[Task to complete]: Every record that follows must be duplicated exactly, with images left out.
====== Given records
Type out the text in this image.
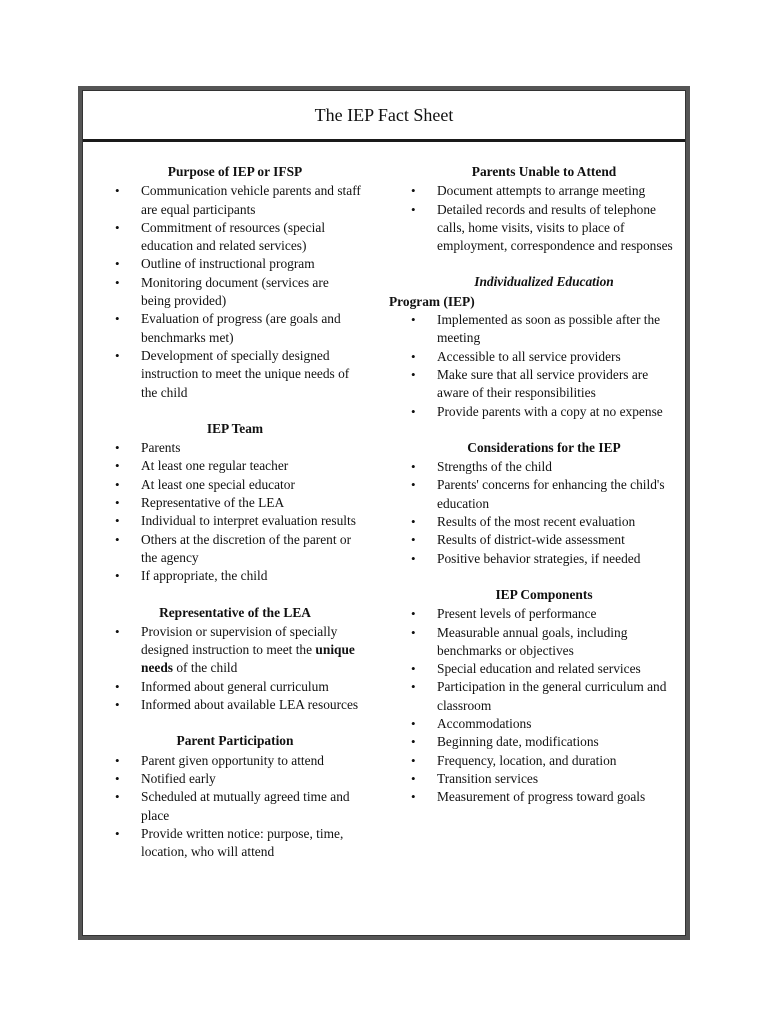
The IEP Fact Sheet
Purpose of IEP or IFSP
• Communication vehicle parents and staff are equal participants
• Commitment of resources (special education and related services)
• Outline of instructional program
• Monitoring document (services are being provided)
• Evaluation of progress (are goals and benchmarks met)
• Development of specially designed instruction to meet the unique needs of the child
IEP Team
• Parents
• At least one regular teacher
• At least one special educator
• Representative of the LEA
• Individual to interpret evaluation results
• Others at the discretion of the parent or the agency
• If appropriate, the child
Representative of the LEA
• Provision or supervision of specially designed instruction to meet the unique needs of the child
• Informed about general curriculum
• Informed about available LEA resources
Parent Participation
• Parent given opportunity to attend
• Notified early
• Scheduled at mutually agreed time and place
• Provide written notice: purpose, time, location, who will attend
Parents Unable to Attend
• Document attempts to arrange meeting
• Detailed records and results of telephone calls, home visits, visits to place of employment, correspondence and responses
Individualized Education
Program (IEP)
• Implemented as soon as possible after the meeting
• Accessible to all service providers
• Make sure that all service providers are aware of their responsibilities
• Provide parents with a copy at no expense
Considerations for the IEP
• Strengths of the child
• Parents' concerns for enhancing the child's education
• Results of the most recent evaluation
• Results of district-wide assessment
• Positive behavior strategies, if needed
IEP Components
• Present levels of performance
• Measurable annual goals, including benchmarks or objectives
• Special education and related services
• Participation in the general curriculum and classroom
• Accommodations
• Beginning date, modifications
• Frequency, location, and duration
• Transition services
• Measurement of progress toward goals
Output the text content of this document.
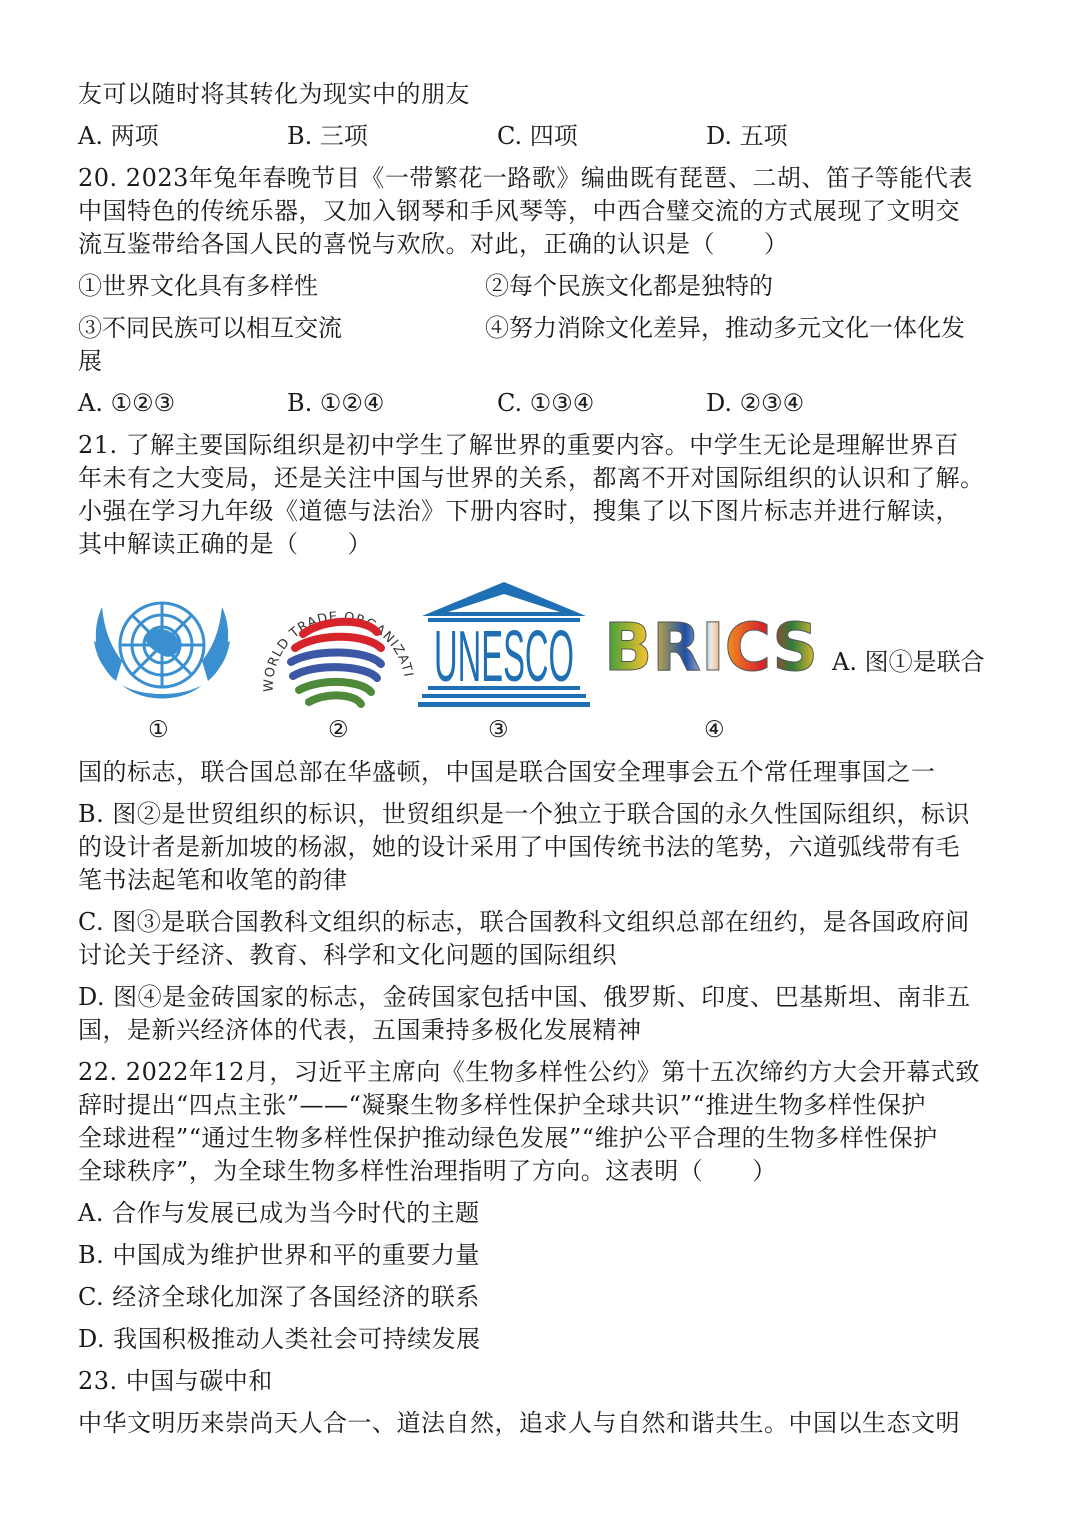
友可以随时将其转化为现实中的朋友
A. 两项	B. 三项	C. 四项	D. 五项
20. 2023年兔年春晚节目《一带繁花一路歌》编曲既有琵琶、二胡、笛子等能代表
中国特色的传统乐器，又加入钢琴和手风琴等，中西合璧交流的方式展现了文明交
流互鉴带给各国人民的喜悦与欢欣。对此，正确的认识是（　　）
①世界文化具有多样性	②每个民族文化都是独特的
③不同民族可以相互交流	④努力消除文化差异，推动多元文化一体化发
展
A. ①②③	B. ①②④	C. ①③④	D. ②③④
21. 了解主要国际组织是初中学生了解世界的重要内容。中学生无论是理解世界百
年未有之大变局，还是关注中国与世界的关系，都离不开对国际组织的认识和了解。
小强在学习九年级《道德与法治》下册内容时，搜集了以下图片标志并进行解读，
其中解读正确的是（　　）
①
WORLD TRADE ORGANIZATI
②
UNESCO
③
BRICS
④
A. 图①是联合
国的标志，联合国总部在华盛顿，中国是联合国安全理事会五个常任理事国之一
B. 图②是世贸组织的标识，世贸组织是一个独立于联合国的永久性国际组织，标识
的设计者是新加坡的杨淑，她的设计采用了中国传统书法的笔势，六道弧线带有毛
笔书法起笔和收笔的韵律
C. 图③是联合国教科文组织的标志，联合国教科文组织总部在纽约，是各国政府间
讨论关于经济、教育、科学和文化问题的国际组织
D. 图④是金砖国家的标志，金砖国家包括中国、俄罗斯、印度、巴基斯坦、南非五
国，是新兴经济体的代表，五国秉持多极化发展精神
22. 2022年12月，习近平主席向《生物多样性公约》第十五次缔约方大会开幕式致
辞时提出“四点主张”——“凝聚生物多样性保护全球共识”“推进生物多样性保护
全球进程”“通过生物多样性保护推动绿色发展”“维护公平合理的生物多样性保护
全球秩序”，为全球生物多样性治理指明了方向。这表明（　　）
A. 合作与发展已成为当今时代的主题
B. 中国成为维护世界和平的重要力量
C. 经济全球化加深了各国经济的联系
D. 我国积极推动人类社会可持续发展
23. 中国与碳中和
中华文明历来崇尚天人合一、道法自然，追求人与自然和谐共生。中国以生态文明
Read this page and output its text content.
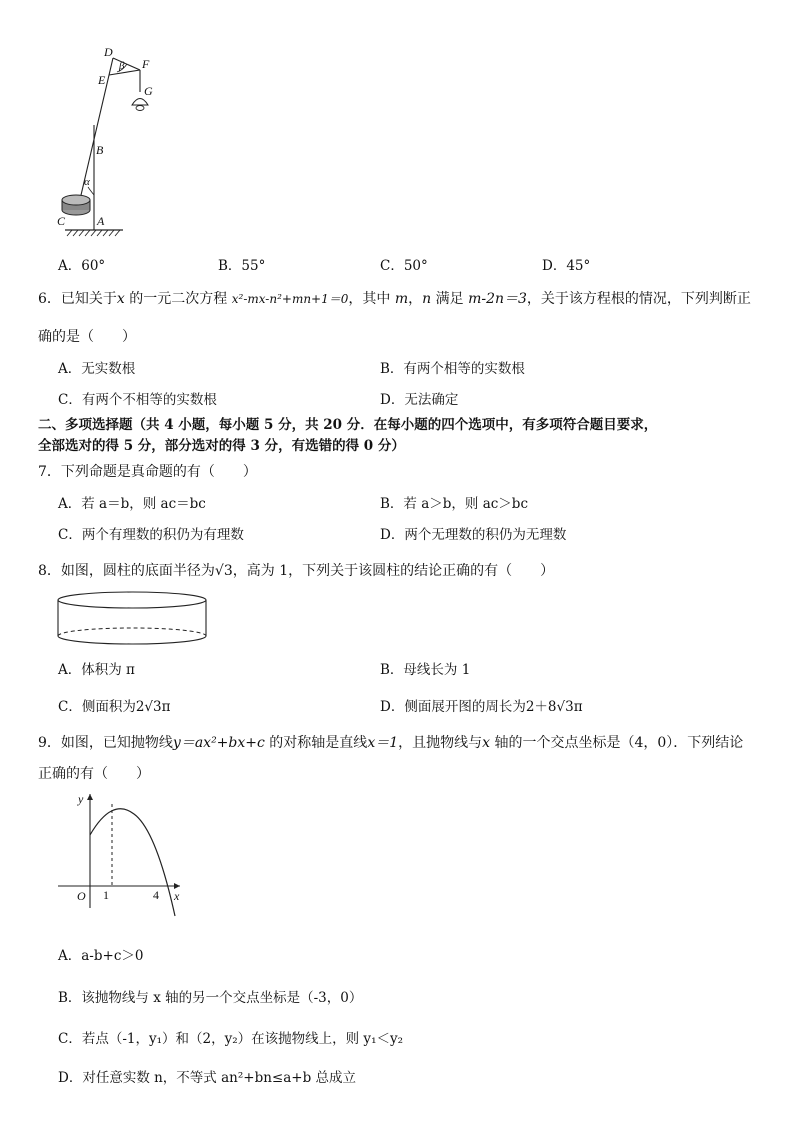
D
E
β F
G
B
α
C	A
A．60°	B．55°	C．50°	D．45°
6．已知关于x 的一元二次方程 x²-mx-n²+mn+1＝0，其中 m，n 满足 m-2n＝3，关于该方程根的情况，下列判断正
确的是（　　）
A．无实数根	B．有两个相等的实数根
C．有两个不相等的实数根	D．无法确定
二、多项选择题（共 4 小题，每小题 5 分，共 20 分．在每小题的四个选项中，有多项符合题目要求，
全部选对的得 5 分，部分选对的得 3 分，有选错的得 0 分）
7．下列命题是真命题的有（　　）
A．若 a＝b，则 ac＝bc	B．若 a＞b，则 ac＞bc
C．两个有理数的积仍为有理数	D．两个无理数的积仍为无理数
8．如图，圆柱的底面半径为√3，高为 1，下列关于该圆柱的结论正确的有（　　）
A．体积为 π	B．母线长为 1
C．侧面积为2√3π	D．侧面展开图的周长为2＋8√3π
9．如图，已知抛物线y＝ax²+bx+c 的对称轴是直线x＝1，且抛物线与x 轴的一个交点坐标是（4，0）．下列结论
正确的有（　　）
y
O 1	4 x
A．a-b+c＞0
B．该抛物线与 x 轴的另一个交点坐标是（-3，0）
C．若点（-1，y₁）和（2，y₂）在该抛物线上，则 y₁＜y₂
D．对任意实数 n，不等式 an²+bn≤a+b 总成立
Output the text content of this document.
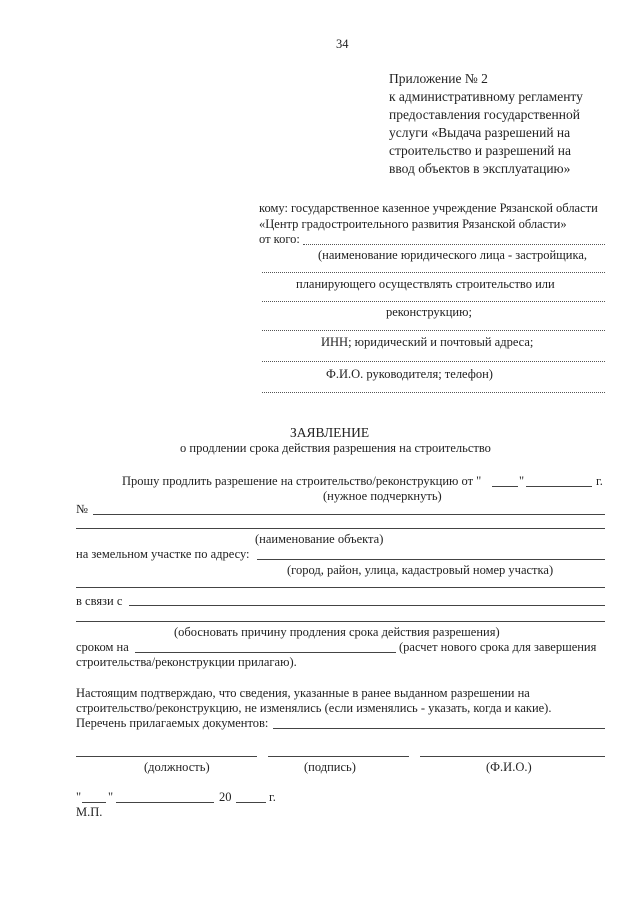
34
Приложение № 2
к административному регламенту
предоставления государственной
услуги «Выдача разрешений на
строительство и разрешений на
ввод объектов в эксплуатацию»
кому: государственное казенное учреждение Рязанской области
«Центр градостроительного развития Рязанской области»
от кого:
(наименование юридического лица - застройщика,
планирующего осуществлять строительство или
реконструкцию;
ИНН; юридический и почтовый адреса;
Ф.И.О. руководителя; телефон)
ЗАЯВЛЕНИЕ
о продлении срока действия разрешения на строительство
Прошу продлить разрешение на строительство/реконструкцию от "	"	г.
(нужное подчеркнуть)
№
(наименование объекта)
на земельном участке по адресу:
(город, район, улица, кадастровый номер участка)
в связи с
(обосновать причину продления срока действия разрешения)
сроком на	(расчет нового срока для завершения
строительства/реконструкции прилагаю).
Настоящим подтверждаю, что сведения, указанные в ранее выданном разрешении на
строительство/реконструкцию, не изменялись (если изменялись - указать, когда и какие).
Перечень прилагаемых документов:
(должность)	(подпись)	(Ф.И.О.)
" "	20	г.
М.П.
============
[Response for this exercise]:
Type out the text in this image.
The IEP Fact Sheet
Purpose of IEP or IFSP
• Communication vehicle parents and staff are equal participants
• Commitment of resources (special education and related services)
• Outline of instructional program
• Monitoring document (services are being provided)
• Evaluation of progress (are goals and benchmarks met)
• Development of specially designed instruction to meet the unique needs of the child
IEP Team
• Parents
• At least one regular teacher
• At least one special educator
• Representative of the LEA
• Individual to interpret evaluation results
• Others at the discretion of the parent or the agency
• If appropriate, the child
Representative of the LEA
• Provision or supervision of specially designed instruction to meet the unique needs of the child
• Informed about general curriculum
• Informed about available LEA resources
Parent Participation
• Parent given opportunity to attend
• Notified early
• Scheduled at mutually agreed time and place
• Provide written notice: purpose, time, location, who will attend
Parents Unable to Attend
• Document attempts to arrange meeting
• Detailed records and results of telephone calls, home visits, visits to place of employment, correspondence and responses
Individualized Education
Program (IEP)
• Implemented as soon as possible after the meeting
• Accessible to all service providers
• Make sure that all service providers are aware of their responsibilities
• Provide parents with a copy at no expense
Considerations for the IEP
• Strengths of the child
• Parents' concerns for enhancing the child's education
• Results of the most recent evaluation
• Results of district-wide assessment
• Positive behavior strategies, if needed
IEP Components
• Present levels of performance
• Measurable annual goals, including benchmarks or objectives
• Special education and related services
• Participation in the general curriculum and classroom
• Accommodations
• Beginning date, modifications
• Frequency, location, and duration
• Transition services
• Measurement of progress toward goals
Output the text content of this document.
友可以随时将其转化为现实中的朋友
A. 两项	B. 三项	C. 四项	D. 五项
20. 2023年兔年春晚节目《一带繁花一路歌》编曲既有琵琶、二胡、笛子等能代表
中国特色的传统乐器，又加入钢琴和手风琴等，中西合璧交流的方式展现了文明交
流互鉴带给各国人民的喜悦与欢欣。对此，正确的认识是（　　）
①世界文化具有多样性	②每个民族文化都是独特的
③不同民族可以相互交流	④努力消除文化差异，推动多元文化一体化发
展
A. ①②③	B. ①②④	C. ①③④	D. ②③④
21. 了解主要国际组织是初中学生了解世界的重要内容。中学生无论是理解世界百
年未有之大变局，还是关注中国与世界的关系，都离不开对国际组织的认识和了解。
小强在学习九年级《道德与法治》下册内容时，搜集了以下图片标志并进行解读，
其中解读正确的是（　　）
①
WORLD TRADE ORGANIZATI
②
UNESCO
③
BRICS
④
A. 图①是联合
国的标志，联合国总部在华盛顿，中国是联合国安全理事会五个常任理事国之一
B. 图②是世贸组织的标识，世贸组织是一个独立于联合国的永久性国际组织，标识
的设计者是新加坡的杨淑，她的设计采用了中国传统书法的笔势，六道弧线带有毛
笔书法起笔和收笔的韵律
C. 图③是联合国教科文组织的标志，联合国教科文组织总部在纽约，是各国政府间
讨论关于经济、教育、科学和文化问题的国际组织
D. 图④是金砖国家的标志，金砖国家包括中国、俄罗斯、印度、巴基斯坦、南非五
国，是新兴经济体的代表，五国秉持多极化发展精神
22. 2022年12月，习近平主席向《生物多样性公约》第十五次缔约方大会开幕式致
辞时提出“四点主张”——“凝聚生物多样性保护全球共识”“推进生物多样性保护
全球进程”“通过生物多样性保护推动绿色发展”“维护公平合理的生物多样性保护
全球秩序”，为全球生物多样性治理指明了方向。这表明（　　）
A. 合作与发展已成为当今时代的主题
B. 中国成为维护世界和平的重要力量
C. 经济全球化加深了各国经济的联系
D. 我国积极推动人类社会可持续发展
23. 中国与碳中和
中华文明历来崇尚天人合一、道法自然，追求人与自然和谐共生。中国以生态文明
Read this page and output its text content.
D
E
β F
G
B
α
C	A
A．60°	B．55°	C．50°	D．45°
6．已知关于x 的一元二次方程 x²-mx-n²+mn+1＝0，其中 m，n 满足 m-2n＝3，关于该方程根的情况，下列判断正
确的是（　　）
A．无实数根	B．有两个相等的实数根
C．有两个不相等的实数根	D．无法确定
二、多项选择题（共 4 小题，每小题 5 分，共 20 分．在每小题的四个选项中，有多项符合题目要求，
全部选对的得 5 分，部分选对的得 3 分，有选错的得 0 分）
7．下列命题是真命题的有（　　）
A．若 a＝b，则 ac＝bc	B．若 a＞b，则 ac＞bc
C．两个有理数的积仍为有理数	D．两个无理数的积仍为无理数
8．如图，圆柱的底面半径为√3，高为 1，下列关于该圆柱的结论正确的有（　　）
A．体积为 π	B．母线长为 1
C．侧面积为2√3π	D．侧面展开图的周长为2＋8√3π
9．如图，已知抛物线y＝ax²+bx+c 的对称轴是直线x＝1，且抛物线与x 轴的一个交点坐标是（4，0）．下列结论
正确的有（　　）
y
O 1	4 x
A．a-b+c＞0
B．该抛物线与 x 轴的另一个交点坐标是（-3，0）
C．若点（-1，y₁）和（2，y₂）在该抛物线上，则 y₁＜y₂
D．对任意实数 n，不等式 an²+bn≤a+b 总成立
Output the text content of this document.
34
Приложение № 2
к административному регламенту
предоставления государственной
услуги «Выдача разрешений на
строительство и разрешений на
ввод объектов в эксплуатацию»
кому: государственное казенное учреждение Рязанской области
«Центр градостроительного развития Рязанской области»
от кого:
(наименование юридического лица - застройщика,
планирующего осуществлять строительство или
реконструкцию;
ИНН; юридический и почтовый адреса;
Ф.И.О. руководителя; телефон)
ЗАЯВЛЕНИЕ
о продлении срока действия разрешения на строительство
Прошу продлить разрешение на строительство/реконструкцию от "	"	г.
(нужное подчеркнуть)
№
(наименование объекта)
на земельном участке по адресу:
(город, район, улица, кадастровый номер участка)
в связи с
(обосновать причину продления срока действия разрешения)
сроком на	(расчет нового срока для завершения
строительства/реконструкции прилагаю).
Настоящим подтверждаю, что сведения, указанные в ранее выданном разрешении на
строительство/реконструкцию, не изменялись (если изменялись - указать, когда и какие).
Перечень прилагаемых документов:
(должность)	(подпись)	(Ф.И.О.)
" "	20	г.
М.П.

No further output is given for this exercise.